THE EXERCISE> Quote all entries in full, exactly.

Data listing
────

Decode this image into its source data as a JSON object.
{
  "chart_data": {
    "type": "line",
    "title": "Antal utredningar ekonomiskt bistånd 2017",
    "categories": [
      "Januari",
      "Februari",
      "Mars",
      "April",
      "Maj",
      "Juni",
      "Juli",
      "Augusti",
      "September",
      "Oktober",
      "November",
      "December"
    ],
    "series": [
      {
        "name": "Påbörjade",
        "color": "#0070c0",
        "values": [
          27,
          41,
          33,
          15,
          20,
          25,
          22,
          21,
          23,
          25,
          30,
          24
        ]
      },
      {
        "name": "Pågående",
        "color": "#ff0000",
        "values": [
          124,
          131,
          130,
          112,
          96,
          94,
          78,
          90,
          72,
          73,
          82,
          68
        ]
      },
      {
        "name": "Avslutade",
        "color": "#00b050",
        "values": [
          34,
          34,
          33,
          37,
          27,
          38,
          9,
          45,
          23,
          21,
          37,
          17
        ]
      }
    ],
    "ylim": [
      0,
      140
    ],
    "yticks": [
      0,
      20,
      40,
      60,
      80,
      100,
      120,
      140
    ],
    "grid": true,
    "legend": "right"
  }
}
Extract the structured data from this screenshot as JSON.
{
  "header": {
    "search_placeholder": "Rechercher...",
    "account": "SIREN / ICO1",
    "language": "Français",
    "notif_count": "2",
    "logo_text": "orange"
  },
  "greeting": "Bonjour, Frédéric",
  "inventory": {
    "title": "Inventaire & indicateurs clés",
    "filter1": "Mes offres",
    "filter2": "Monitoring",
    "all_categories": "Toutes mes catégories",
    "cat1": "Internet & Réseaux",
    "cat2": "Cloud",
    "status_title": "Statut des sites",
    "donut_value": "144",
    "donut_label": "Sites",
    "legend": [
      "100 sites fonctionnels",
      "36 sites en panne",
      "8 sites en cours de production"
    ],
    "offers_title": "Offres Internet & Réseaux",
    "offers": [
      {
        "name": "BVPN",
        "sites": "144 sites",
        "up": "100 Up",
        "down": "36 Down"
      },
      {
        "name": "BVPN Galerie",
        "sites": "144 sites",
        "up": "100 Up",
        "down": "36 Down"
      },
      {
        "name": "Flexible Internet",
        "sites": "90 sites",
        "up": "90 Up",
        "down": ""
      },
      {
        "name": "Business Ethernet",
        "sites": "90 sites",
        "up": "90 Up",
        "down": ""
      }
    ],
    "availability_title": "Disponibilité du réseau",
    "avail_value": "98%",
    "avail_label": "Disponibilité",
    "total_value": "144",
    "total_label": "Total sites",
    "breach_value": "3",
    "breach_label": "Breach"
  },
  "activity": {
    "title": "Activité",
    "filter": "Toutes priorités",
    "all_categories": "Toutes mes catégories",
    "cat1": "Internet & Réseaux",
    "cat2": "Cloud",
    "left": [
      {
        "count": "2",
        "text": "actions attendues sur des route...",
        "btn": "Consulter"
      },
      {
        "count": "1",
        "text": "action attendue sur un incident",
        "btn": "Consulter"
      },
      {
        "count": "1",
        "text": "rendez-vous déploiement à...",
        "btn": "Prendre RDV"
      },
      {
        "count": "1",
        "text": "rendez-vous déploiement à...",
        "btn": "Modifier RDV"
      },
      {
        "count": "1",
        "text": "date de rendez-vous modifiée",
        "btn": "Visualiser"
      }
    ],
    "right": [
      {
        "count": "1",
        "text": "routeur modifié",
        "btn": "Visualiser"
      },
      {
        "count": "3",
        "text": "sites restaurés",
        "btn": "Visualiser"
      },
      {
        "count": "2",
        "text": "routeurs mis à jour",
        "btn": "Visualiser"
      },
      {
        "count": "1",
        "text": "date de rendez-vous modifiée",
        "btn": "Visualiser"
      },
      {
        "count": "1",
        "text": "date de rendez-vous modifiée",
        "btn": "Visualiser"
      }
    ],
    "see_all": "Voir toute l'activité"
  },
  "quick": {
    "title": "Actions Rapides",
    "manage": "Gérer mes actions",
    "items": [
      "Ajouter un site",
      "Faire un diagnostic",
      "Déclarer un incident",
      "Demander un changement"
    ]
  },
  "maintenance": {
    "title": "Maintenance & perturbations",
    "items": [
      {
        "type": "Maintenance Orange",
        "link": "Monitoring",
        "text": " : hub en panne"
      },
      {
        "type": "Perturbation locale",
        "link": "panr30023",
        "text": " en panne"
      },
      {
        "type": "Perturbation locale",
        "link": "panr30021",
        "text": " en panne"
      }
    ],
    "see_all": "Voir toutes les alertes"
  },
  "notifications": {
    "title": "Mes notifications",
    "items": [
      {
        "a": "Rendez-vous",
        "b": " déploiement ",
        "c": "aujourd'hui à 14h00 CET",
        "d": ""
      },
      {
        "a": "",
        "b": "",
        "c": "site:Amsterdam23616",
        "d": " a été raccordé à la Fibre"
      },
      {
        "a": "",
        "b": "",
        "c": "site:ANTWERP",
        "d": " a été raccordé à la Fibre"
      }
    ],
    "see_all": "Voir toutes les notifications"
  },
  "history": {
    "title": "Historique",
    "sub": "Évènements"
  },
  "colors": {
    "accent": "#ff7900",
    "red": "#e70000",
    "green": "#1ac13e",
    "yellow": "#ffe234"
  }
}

────

RESULT>
Decode this image into its source data as a JSON object.
{
  "chart_data": {
    "type": "line",
    "title": "Antal utredningar ekonomiskt bistånd 2017",
    "categories": [
      "Januari",
      "Februari",
      "Mars",
      "April",
      "Maj",
      "Juni",
      "Juli",
      "Augusti",
      "September",
      "Oktober",
      "November",
      "December"
    ],
    "series": [
      {
        "name": "Påbörjade",
        "color": "#0070c0",
        "values": [
          27,
          41,
          33,
          15,
          20,
          25,
          22,
          21,
          23,
          25,
          30,
          24
        ]
      },
      {
        "name": "Pågående",
        "color": "#ff0000",
        "values": [
          124,
          131,
          130,
          112,
          96,
          94,
          78,
          90,
          72,
          73,
          82,
          68
        ]
      },
      {
        "name": "Avslutade",
        "color": "#00b050",
        "values": [
          34,
          34,
          33,
          37,
          27,
          38,
          9,
          45,
          23,
          21,
          37,
          17
        ]
      }
    ],
    "ylim": [
      0,
      140
    ],
    "yticks": [
      0,
      20,
      40,
      60,
      80,
      100,
      120,
      140
    ],
    "grid": true,
    "legend": "right"
  }
}
Extract the structured data from this screenshot as JSON.
{
  "header": {
    "search_placeholder": "Rechercher...",
    "account": "SIREN / ICO1",
    "language": "Français",
    "notif_count": "2",
    "logo_text": "orange"
  },
  "greeting": "Bonjour, Frédéric",
  "inventory": {
    "title": "Inventaire & indicateurs clés",
    "filter1": "Mes offres",
    "filter2": "Monitoring",
    "all_categories": "Toutes mes catégories",
    "cat1": "Internet & Réseaux",
    "cat2": "Cloud",
    "status_title": "Statut des sites",
    "donut_value": "144",
    "donut_label": "Sites",
    "legend": [
      "100 sites fonctionnels",
      "36 sites en panne",
      "8 sites en cours de production"
    ],
    "offers_title": "Offres Internet & Réseaux",
    "offers": [
      {
        "name": "BVPN",
        "sites": "144 sites",
        "up": "100 Up",
        "down": "36 Down"
      },
      {
        "name": "BVPN Galerie",
        "sites": "144 sites",
        "up": "100 Up",
        "down": "36 Down"
      },
      {
        "name": "Flexible Internet",
        "sites": "90 sites",
        "up": "90 Up",
        "down": ""
      },
      {
        "name": "Business Ethernet",
        "sites": "90 sites",
        "up": "90 Up",
        "down": ""
      }
    ],
    "availability_title": "Disponibilité du réseau",
    "avail_value": "98%",
    "avail_label": "Disponibilité",
    "total_value": "144",
    "total_label": "Total sites",
    "breach_value": "3",
    "breach_label": "Breach"
  },
  "activity": {
    "title": "Activité",
    "filter": "Toutes priorités",
    "all_categories": "Toutes mes catégories",
    "cat1": "Internet & Réseaux",
    "cat2": "Cloud",
    "left": [
      {
        "count": "2",
        "text": "actions attendues sur des route...",
        "btn": "Consulter"
      },
      {
        "count": "1",
        "text": "action attendue sur un incident",
        "btn": "Consulter"
      },
      {
        "count": "1",
        "text": "rendez-vous déploiement à...",
        "btn": "Prendre RDV"
      },
      {
        "count": "1",
        "text": "rendez-vous déploiement à...",
        "btn": "Modifier RDV"
      },
      {
        "count": "1",
        "text": "date de rendez-vous modifiée",
        "btn": "Visualiser"
      }
    ],
    "right": [
      {
        "count": "1",
        "text": "routeur modifié",
        "btn": "Visualiser"
      },
      {
        "count": "3",
        "text": "sites restaurés",
        "btn": "Visualiser"
      },
      {
        "count": "2",
        "text": "routeurs mis à jour",
        "btn": "Visualiser"
      },
      {
        "count": "1",
        "text": "date de rendez-vous modifiée",
        "btn": "Visualiser"
      },
      {
        "count": "1",
        "text": "date de rendez-vous modifiée",
        "btn": "Visualiser"
      }
    ],
    "see_all": "Voir toute l'activité"
  },
  "quick": {
    "title": "Actions Rapides",
    "manage": "Gérer mes actions",
    "items": [
      "Ajouter un site",
      "Faire un diagnostic",
      "Déclarer un incident",
      "Demander un changement"
    ]
  },
  "maintenance": {
    "title": "Maintenance & perturbations",
    "items": [
      {
        "type": "Maintenance Orange",
        "link": "Monitoring",
        "text": " : hub en panne"
      },
      {
        "type": "Perturbation locale",
        "link": "panr30023",
        "text": " en panne"
      },
      {
        "type": "Perturbation locale",
        "link": "panr30021",
        "text": " en panne"
      }
    ],
    "see_all": "Voir toutes les alertes"
  },
  "notifications": {
    "title": "Mes notifications",
    "items": [
      {
        "a": "Rendez-vous",
        "b": " déploiement ",
        "c": "aujourd'hui à 14h00 CET",
        "d": ""
      },
      {
        "a": "",
        "b": "",
        "c": "site:Amsterdam23616",
        "d": " a été raccordé à la Fibre"
      },
      {
        "a": "",
        "b": "",
        "c": "site:ANTWERP",
        "d": " a été raccordé à la Fibre"
      }
    ],
    "see_all": "Voir toutes les notifications"
  },
  "history": {
    "title": "Historique",
    "sub": "Évènements"
  },
  "colors": {
    "accent": "#ff7900",
    "red": "#e70000",
    "green": "#1ac13e",
    "yellow": "#ffe234"
  }
}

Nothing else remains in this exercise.